#### [Records supplied]

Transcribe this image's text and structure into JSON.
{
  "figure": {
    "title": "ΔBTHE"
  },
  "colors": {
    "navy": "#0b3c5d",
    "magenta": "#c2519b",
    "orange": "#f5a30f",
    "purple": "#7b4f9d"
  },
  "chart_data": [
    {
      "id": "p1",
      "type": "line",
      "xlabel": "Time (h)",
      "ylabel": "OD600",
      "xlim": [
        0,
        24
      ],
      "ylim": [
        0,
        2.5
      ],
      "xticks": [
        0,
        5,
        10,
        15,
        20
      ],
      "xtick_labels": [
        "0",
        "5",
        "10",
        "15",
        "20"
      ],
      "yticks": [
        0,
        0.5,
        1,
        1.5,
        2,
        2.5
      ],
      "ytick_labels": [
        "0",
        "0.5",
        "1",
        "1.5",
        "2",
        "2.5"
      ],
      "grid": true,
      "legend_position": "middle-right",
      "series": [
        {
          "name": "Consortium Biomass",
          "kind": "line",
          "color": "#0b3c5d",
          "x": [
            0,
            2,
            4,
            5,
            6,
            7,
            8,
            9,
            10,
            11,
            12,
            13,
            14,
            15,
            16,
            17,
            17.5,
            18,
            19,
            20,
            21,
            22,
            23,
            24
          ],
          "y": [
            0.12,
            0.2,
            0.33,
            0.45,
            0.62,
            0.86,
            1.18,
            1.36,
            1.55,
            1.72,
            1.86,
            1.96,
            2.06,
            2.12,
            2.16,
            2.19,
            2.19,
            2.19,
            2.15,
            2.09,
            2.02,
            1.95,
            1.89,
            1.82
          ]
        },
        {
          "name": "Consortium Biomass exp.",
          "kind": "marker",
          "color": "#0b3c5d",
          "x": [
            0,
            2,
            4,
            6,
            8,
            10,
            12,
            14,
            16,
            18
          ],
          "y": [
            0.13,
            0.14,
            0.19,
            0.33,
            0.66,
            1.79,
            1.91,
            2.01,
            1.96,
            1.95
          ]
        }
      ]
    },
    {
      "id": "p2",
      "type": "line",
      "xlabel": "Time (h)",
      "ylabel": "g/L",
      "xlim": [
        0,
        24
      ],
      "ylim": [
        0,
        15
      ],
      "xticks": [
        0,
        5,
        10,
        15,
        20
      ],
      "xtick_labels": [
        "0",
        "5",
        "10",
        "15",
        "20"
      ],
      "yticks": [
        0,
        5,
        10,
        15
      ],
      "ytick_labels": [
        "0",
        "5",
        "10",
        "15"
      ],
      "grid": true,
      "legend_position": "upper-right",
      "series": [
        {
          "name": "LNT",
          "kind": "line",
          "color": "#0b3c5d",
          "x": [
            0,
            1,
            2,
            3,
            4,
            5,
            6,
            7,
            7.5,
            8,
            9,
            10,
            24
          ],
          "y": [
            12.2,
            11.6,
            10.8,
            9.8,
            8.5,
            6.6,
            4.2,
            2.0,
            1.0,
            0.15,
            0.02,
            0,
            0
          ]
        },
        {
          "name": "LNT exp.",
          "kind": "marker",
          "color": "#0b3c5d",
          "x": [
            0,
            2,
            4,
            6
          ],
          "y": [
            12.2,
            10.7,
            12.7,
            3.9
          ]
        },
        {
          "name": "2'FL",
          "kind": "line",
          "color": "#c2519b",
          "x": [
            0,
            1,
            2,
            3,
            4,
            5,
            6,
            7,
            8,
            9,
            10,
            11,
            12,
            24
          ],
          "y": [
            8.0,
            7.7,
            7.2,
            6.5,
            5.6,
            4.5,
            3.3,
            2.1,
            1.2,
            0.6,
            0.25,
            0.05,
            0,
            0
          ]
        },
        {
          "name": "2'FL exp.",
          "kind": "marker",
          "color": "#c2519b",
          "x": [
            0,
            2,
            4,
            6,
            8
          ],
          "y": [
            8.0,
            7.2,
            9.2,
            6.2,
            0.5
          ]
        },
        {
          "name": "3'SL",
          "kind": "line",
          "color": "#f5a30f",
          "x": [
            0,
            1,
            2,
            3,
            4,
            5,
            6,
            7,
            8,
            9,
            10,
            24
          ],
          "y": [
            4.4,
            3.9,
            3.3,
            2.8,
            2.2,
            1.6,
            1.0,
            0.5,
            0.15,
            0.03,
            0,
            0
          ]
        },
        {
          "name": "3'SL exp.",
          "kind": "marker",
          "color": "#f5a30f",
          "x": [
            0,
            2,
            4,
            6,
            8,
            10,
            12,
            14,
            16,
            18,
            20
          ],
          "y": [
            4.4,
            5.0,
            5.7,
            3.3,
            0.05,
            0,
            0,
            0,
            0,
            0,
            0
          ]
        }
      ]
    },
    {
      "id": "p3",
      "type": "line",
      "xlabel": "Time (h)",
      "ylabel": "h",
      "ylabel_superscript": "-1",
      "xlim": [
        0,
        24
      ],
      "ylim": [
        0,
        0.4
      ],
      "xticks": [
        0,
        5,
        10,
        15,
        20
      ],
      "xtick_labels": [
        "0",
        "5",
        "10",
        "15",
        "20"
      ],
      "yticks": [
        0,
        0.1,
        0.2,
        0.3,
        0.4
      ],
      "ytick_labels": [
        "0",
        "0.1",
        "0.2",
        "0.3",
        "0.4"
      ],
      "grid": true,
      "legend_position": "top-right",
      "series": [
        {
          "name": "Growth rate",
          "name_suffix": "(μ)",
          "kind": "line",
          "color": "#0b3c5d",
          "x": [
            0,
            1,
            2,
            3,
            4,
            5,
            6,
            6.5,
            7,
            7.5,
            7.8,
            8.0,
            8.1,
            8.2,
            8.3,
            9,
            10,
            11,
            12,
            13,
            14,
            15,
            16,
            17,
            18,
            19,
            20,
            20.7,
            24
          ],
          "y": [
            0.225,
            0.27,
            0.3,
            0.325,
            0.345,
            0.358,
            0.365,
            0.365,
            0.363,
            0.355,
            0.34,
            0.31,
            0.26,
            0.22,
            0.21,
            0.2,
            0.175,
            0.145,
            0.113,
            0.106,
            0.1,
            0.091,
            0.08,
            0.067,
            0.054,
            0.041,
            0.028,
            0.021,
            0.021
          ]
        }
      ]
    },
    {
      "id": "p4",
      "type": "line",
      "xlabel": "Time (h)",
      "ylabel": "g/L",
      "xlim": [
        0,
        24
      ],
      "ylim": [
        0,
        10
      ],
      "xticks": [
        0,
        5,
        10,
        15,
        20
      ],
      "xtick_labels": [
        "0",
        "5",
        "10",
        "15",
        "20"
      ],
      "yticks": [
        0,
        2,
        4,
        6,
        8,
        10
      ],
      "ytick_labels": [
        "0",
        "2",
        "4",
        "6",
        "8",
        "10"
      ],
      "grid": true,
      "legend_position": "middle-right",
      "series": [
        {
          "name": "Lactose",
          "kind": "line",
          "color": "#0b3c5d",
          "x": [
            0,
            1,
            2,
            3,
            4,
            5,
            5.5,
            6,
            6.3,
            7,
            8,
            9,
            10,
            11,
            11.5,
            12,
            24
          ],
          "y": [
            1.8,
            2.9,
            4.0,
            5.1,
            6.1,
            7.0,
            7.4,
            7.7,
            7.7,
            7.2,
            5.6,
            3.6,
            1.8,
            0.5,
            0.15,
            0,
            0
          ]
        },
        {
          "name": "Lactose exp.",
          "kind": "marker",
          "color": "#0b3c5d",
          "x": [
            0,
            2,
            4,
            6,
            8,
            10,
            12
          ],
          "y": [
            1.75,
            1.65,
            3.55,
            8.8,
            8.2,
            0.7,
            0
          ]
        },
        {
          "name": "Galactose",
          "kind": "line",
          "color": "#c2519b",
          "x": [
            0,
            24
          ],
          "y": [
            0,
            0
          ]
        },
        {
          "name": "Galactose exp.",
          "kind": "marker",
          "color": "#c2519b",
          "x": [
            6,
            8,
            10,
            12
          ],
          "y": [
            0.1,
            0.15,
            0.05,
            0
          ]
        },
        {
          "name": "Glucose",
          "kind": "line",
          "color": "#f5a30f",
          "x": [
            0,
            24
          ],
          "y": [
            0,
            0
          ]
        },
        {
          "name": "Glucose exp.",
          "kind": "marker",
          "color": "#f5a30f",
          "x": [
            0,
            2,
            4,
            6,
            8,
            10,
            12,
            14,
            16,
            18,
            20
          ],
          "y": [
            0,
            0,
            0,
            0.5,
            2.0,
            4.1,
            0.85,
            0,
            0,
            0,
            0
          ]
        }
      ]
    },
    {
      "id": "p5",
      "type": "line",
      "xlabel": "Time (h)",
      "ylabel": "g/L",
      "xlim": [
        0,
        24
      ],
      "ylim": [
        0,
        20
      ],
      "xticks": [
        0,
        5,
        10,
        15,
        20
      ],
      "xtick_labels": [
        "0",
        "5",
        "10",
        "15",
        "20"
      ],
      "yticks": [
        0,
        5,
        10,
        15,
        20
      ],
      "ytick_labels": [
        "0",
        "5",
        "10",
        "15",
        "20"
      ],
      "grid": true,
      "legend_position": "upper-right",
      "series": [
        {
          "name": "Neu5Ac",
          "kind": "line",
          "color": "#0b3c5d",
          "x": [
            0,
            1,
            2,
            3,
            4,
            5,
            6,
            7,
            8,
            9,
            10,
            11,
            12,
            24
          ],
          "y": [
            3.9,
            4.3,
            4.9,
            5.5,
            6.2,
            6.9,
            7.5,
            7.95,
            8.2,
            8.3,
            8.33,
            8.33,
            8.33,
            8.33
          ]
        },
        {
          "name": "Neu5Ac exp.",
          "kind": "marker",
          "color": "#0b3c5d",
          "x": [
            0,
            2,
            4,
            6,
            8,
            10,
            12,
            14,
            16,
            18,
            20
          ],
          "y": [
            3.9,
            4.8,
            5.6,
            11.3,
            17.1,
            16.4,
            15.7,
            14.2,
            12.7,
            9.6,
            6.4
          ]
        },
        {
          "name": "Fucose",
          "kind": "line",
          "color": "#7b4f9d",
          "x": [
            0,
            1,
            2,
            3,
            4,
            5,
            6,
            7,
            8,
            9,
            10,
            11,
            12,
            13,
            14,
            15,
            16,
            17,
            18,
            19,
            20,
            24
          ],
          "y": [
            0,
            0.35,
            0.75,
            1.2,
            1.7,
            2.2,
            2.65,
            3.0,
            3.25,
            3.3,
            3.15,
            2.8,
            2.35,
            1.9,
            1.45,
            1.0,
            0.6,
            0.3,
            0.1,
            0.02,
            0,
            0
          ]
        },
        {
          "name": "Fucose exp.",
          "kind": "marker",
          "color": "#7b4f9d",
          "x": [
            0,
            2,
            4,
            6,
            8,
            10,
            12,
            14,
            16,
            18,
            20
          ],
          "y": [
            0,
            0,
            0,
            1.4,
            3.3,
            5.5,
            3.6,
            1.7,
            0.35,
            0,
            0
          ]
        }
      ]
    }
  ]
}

#### [Given exercise]
Report how many lines of the entries hold the word "Biomass". Nothing else is needed.

#### [Solution below]
2